◆ Written instruction:
Find the number of lines containing the string "Detail" in the data. Answer with the number by itself.
^^^^^^^^
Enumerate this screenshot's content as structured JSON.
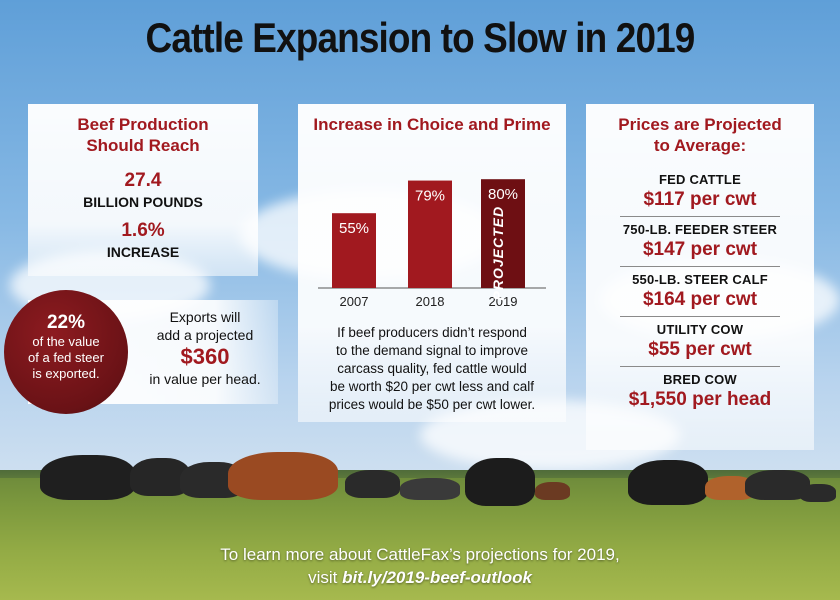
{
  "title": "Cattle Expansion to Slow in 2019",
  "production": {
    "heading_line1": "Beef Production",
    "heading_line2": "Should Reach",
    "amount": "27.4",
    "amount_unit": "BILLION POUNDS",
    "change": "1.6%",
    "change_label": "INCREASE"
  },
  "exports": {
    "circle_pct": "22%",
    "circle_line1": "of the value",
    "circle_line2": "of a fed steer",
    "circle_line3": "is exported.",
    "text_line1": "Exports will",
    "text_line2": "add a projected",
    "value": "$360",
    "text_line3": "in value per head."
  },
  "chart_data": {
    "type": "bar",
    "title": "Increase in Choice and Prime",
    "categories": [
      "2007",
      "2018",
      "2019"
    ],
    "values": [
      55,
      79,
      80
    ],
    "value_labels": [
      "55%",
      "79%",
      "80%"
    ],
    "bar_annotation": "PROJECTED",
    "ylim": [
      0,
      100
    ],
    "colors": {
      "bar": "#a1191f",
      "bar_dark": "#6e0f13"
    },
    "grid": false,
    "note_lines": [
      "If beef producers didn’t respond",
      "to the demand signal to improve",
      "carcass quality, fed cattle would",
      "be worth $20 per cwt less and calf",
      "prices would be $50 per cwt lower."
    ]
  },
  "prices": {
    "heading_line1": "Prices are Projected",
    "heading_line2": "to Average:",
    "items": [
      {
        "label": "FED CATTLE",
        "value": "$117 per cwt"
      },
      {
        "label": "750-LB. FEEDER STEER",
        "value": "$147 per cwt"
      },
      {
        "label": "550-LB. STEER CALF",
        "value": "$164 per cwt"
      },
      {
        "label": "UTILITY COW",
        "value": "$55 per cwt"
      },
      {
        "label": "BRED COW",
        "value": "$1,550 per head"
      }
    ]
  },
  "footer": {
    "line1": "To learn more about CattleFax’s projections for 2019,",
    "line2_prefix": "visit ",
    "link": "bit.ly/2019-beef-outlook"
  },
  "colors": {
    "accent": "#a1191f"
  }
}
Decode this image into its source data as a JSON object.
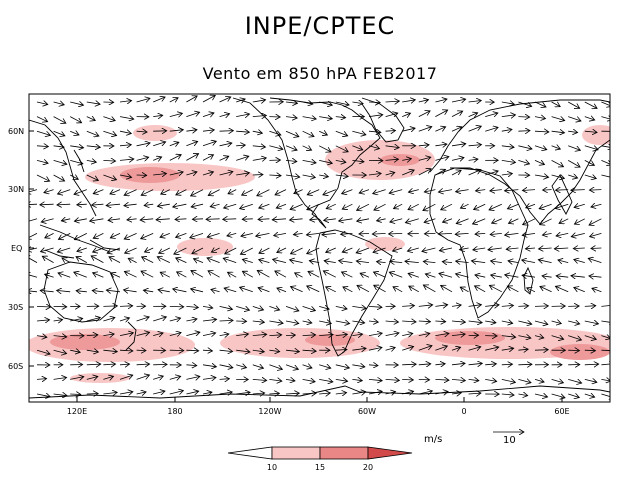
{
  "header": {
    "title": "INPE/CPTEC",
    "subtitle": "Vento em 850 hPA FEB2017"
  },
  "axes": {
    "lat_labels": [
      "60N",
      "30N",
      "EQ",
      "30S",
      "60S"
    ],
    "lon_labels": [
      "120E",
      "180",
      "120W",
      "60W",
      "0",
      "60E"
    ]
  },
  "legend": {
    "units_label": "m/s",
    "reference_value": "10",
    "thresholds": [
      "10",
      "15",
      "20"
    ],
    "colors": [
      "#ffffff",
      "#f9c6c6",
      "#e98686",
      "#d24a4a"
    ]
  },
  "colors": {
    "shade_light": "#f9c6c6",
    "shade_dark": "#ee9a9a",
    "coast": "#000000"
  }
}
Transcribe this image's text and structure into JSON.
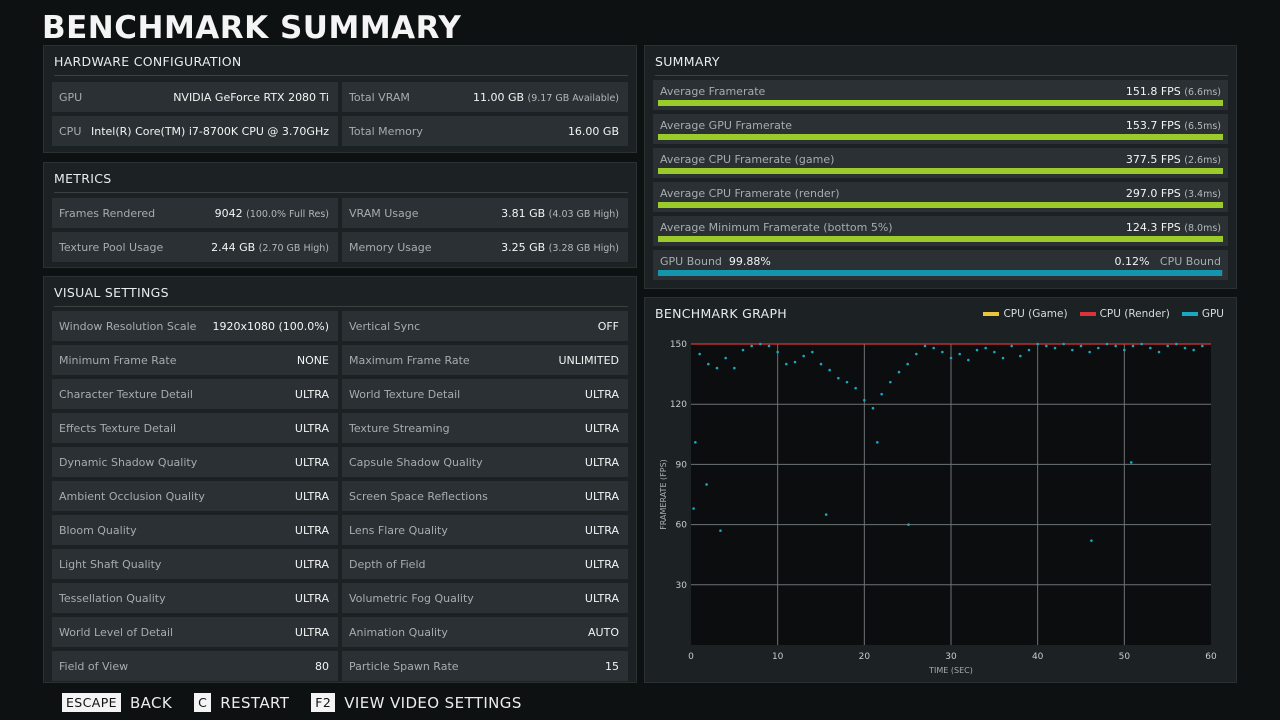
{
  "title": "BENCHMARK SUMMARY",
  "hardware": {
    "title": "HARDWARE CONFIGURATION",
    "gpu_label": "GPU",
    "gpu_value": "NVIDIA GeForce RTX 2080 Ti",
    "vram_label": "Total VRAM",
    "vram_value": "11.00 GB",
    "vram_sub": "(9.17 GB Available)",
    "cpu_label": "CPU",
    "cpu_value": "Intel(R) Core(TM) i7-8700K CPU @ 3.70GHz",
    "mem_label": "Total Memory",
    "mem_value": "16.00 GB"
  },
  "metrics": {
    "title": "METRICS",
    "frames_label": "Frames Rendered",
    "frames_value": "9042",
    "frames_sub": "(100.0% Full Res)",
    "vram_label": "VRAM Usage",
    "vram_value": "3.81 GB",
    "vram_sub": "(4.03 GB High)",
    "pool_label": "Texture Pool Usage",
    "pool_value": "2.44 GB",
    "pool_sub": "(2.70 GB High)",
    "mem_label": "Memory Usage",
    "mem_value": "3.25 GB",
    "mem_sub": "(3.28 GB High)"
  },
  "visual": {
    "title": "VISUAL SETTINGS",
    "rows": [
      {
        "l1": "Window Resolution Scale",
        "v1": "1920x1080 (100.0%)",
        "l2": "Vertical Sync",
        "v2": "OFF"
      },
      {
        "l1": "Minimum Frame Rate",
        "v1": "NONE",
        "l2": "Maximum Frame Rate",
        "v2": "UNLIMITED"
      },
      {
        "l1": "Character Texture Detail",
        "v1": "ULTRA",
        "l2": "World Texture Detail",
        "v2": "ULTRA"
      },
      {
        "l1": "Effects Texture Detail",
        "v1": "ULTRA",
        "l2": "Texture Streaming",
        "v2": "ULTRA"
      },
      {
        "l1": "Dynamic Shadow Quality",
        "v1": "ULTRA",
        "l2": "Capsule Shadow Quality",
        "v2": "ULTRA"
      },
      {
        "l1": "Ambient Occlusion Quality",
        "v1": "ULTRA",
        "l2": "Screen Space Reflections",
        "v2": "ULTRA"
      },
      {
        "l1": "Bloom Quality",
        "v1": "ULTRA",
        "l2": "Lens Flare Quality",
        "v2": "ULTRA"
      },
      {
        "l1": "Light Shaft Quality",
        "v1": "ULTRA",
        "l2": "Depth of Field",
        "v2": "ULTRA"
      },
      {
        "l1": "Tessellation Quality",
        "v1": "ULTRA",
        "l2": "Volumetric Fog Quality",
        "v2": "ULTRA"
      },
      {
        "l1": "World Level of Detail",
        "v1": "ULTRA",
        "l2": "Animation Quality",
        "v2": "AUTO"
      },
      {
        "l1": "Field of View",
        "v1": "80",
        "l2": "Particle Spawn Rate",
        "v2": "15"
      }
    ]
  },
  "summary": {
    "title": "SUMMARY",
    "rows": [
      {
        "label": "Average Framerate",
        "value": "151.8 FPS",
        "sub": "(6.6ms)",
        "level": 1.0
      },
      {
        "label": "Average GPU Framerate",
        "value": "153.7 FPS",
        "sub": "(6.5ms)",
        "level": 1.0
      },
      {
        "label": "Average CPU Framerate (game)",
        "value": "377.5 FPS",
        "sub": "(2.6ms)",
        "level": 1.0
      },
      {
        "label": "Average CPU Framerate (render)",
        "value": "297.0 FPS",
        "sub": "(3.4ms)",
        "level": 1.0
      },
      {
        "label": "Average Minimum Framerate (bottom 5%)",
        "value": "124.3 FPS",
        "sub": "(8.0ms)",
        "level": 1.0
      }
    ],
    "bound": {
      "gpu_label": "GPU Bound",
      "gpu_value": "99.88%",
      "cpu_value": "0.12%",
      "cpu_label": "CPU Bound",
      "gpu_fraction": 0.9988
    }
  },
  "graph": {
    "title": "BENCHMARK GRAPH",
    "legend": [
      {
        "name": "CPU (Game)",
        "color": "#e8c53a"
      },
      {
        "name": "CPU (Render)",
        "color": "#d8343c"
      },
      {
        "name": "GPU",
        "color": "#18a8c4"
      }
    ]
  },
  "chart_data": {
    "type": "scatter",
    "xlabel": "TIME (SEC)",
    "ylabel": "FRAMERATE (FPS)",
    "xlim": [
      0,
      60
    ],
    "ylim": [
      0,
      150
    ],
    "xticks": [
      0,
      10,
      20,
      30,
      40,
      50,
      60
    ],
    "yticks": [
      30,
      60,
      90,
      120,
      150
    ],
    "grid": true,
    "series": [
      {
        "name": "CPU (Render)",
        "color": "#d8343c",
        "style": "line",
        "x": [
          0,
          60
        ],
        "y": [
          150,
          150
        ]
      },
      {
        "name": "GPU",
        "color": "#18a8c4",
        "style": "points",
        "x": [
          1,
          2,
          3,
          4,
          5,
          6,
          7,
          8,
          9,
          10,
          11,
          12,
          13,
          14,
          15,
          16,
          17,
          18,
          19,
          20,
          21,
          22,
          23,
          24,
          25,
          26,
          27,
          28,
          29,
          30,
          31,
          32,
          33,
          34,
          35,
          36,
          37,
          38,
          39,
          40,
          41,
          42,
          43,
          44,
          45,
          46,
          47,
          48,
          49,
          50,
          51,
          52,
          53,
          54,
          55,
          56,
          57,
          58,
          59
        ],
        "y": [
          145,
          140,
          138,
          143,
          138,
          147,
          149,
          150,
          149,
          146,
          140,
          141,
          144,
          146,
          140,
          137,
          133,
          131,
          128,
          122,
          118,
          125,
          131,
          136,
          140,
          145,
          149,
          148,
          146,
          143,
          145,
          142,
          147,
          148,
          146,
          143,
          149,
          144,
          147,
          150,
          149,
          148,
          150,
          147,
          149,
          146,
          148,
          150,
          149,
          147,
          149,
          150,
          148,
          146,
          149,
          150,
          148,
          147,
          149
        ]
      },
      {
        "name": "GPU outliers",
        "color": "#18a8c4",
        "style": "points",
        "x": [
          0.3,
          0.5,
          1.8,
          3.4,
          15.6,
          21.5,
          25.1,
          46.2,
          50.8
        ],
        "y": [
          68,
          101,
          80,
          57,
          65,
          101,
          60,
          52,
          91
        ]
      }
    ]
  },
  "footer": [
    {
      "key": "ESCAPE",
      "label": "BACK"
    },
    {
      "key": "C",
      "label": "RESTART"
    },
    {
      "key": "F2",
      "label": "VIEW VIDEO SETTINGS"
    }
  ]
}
^^^^^^^^
◆ Result for this task:
4